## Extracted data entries
= = = = = = =

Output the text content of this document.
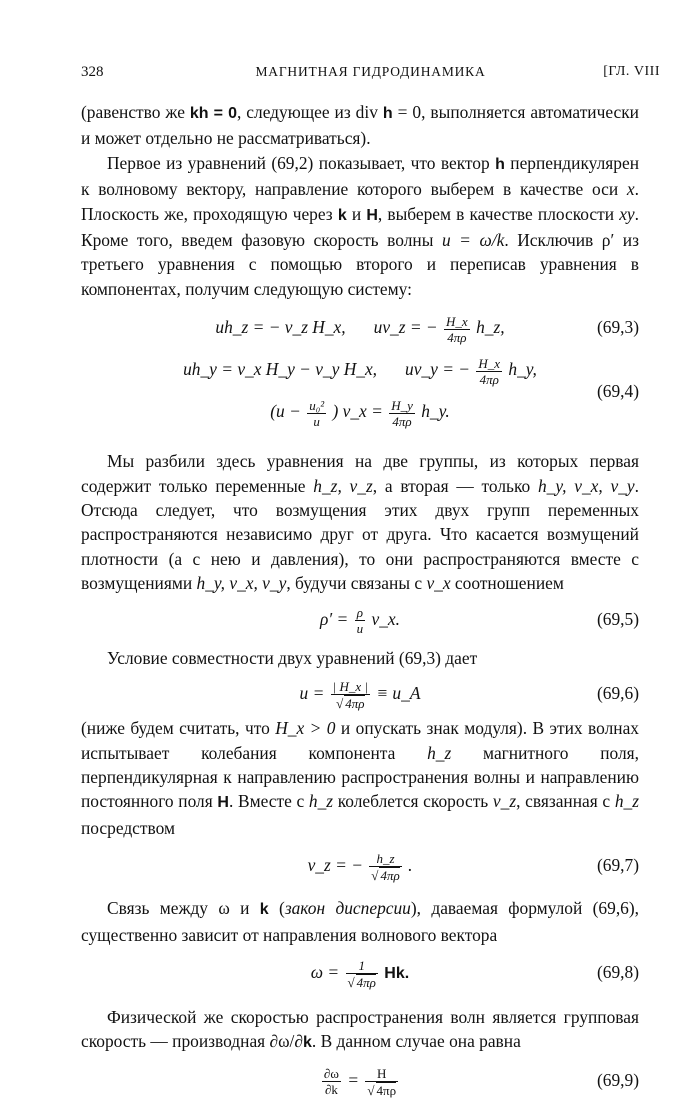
328	МАГНИТНАЯ ГИДРОДИНАМИКА	[ГЛ. VIII

(равенство же kh = 0, следующее из div h = 0, выполняется автоматически и может отдельно не рассматриваться).

Первое из уравнений (69,2) показывает, что вектор h перпендикулярен к волновому вектору, направление которого выберем в качестве оси x. Плоскость же, проходящую через k и H, выберем в качестве плоскости xy. Кроме того, введем фазовую скорость волны u = ω/k. Исключив ρ′ из третьего уравнения с помощью второго и переписав уравнения в компонентах, получим следующую систему:

uh_z = − v_z H_x, uv_z = − $\frac{H\_x}{4\pi\rho}$ h_z,	(69,3)
uh_y = v_x H_y − v_y H_x, uv_y = − $\frac{H\_x}{4\pi\rho}$ h_y,
($u - \frac{\text{u₀²}}{u}$ ) v_x = $\frac{H\_y}{4\pi\rho}$ h_y.
(69,4)

Мы разбили здесь уравнения на две группы, из которых первая содержит только переменные h_z, v_z, а вторая — только h_y, v_x, v_y. Отсюда следует, что возмущения этих двух групп переменных распространяются независимо друг от друга. Что касается возмущений плотности (а с нею и давления), то они распространяются вместе с возмущениями h_y, v_x, v_y, будучи связаны с v_x соотношением

$\rho' = \frac{\rho}{u}$ v_x.	(69,5)

Условие совместности двух уравнений (69,3) дает

$u = \frac{| H\_x |}{√ 4\pi\rho}$ ≡ u_A	(69,6)

(ниже будем считать, что H_x > 0 и опускать знак модуля). В этих волнах испытывает колебания компонента h_z магнитного поля, перпендикулярная к направлению распространения волны и направлению постоянного поля H. Вместе с h_z колеблется скорость v_z, связанная с h_z посредством

v_z = − $\frac{h\_z}{√ 4\pi\rho}$ .	(69,7)

Связь между ω и k (закон дисперсии), даваемая формулой (69,6), существенно зависит от направления волнового вектора

$\omega = \frac{1}{√ 4\pi\rho} Hk$.	(69,8)

Физической же скоростью распространения волн является групповая скорость — производная ∂ω/∂k. В данном случае она равна

$\frac{\partial\omega}{\partial k} = \frac{H}{√ 4\pi\rho}$	(69,9)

= = = = = = =

## DIRECTIONS
Lines holding the word "frac" in the entries above are the ones to pull out. Copy them all.

## COMPLETED TASK
uh_z = − v_z H_x, uv_z = − $\frac{H\_x}{4\pi\rho}$ h_z,	(69,3)
uh_y = v_x H_y − v_y H_x, uv_y = − $\frac{H\_x}{4\pi\rho}$ h_y,
($u - \frac{\text{u₀²}}{u}$ ) v_x = $\frac{H\_y}{4\pi\rho}$ h_y.
$\rho' = \frac{\rho}{u}$ v_x.	(69,5)
$u = \frac{| H\_x |}{√ 4\pi\rho}$ ≡ u_A	(69,6)
v_z = − $\frac{h\_z}{√ 4\pi\rho}$ .	(69,7)
$\omega = \frac{1}{√ 4\pi\rho} Hk$.	(69,8)
$\frac{\partial\omega}{\partial k} = \frac{H}{√ 4\pi\rho}$	(69,9)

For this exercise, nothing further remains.